Directions for this task — Retype all of the data. Every line must match exactly.

----

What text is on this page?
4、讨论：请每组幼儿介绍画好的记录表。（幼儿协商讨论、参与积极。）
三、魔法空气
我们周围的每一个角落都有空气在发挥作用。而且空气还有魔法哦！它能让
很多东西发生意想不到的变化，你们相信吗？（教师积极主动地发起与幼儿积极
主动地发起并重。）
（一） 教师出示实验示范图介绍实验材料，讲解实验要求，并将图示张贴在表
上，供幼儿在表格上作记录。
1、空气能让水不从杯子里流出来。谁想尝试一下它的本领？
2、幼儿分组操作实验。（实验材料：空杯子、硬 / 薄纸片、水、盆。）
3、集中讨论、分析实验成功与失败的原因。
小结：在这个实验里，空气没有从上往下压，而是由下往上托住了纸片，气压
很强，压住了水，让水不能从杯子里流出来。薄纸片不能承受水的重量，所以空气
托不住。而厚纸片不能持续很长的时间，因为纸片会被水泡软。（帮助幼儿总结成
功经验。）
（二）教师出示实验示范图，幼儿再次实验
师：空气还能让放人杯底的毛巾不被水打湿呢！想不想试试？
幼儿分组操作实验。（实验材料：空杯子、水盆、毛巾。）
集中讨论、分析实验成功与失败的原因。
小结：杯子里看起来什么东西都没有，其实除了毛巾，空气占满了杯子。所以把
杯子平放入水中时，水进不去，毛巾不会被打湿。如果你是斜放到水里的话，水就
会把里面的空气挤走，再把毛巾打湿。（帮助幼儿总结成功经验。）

----

Finished exercise —
What text is on this page?
4、讨论：请每组幼儿介绍画好的记录表。（幼儿协商讨论、参与积极。）
三、魔法空气
我们周围的每一个角落都有空气在发挥作用。而且空气还有魔法哦！它能让
很多东西发生意想不到的变化，你们相信吗？（教师积极主动地发起与幼儿积极
主动地发起并重。）
（一） 教师出示实验示范图介绍实验材料，讲解实验要求，并将图示张贴在表
上，供幼儿在表格上作记录。
1、空气能让水不从杯子里流出来。谁想尝试一下它的本领？
2、幼儿分组操作实验。（实验材料：空杯子、硬 / 薄纸片、水、盆。）
3、集中讨论、分析实验成功与失败的原因。
小结：在这个实验里，空气没有从上往下压，而是由下往上托住了纸片，气压
很强，压住了水，让水不能从杯子里流出来。薄纸片不能承受水的重量，所以空气
托不住。而厚纸片不能持续很长的时间，因为纸片会被水泡软。（帮助幼儿总结成
功经验。）
（二）教师出示实验示范图，幼儿再次实验
师：空气还能让放人杯底的毛巾不被水打湿呢！想不想试试？
幼儿分组操作实验。（实验材料：空杯子、水盆、毛巾。）
集中讨论、分析实验成功与失败的原因。
小结：杯子里看起来什么东西都没有，其实除了毛巾，空气占满了杯子。所以把
杯子平放入水中时，水进不去，毛巾不会被打湿。如果你是斜放到水里的话，水就
会把里面的空气挤走，再把毛巾打湿。（帮助幼儿总结成功经验。）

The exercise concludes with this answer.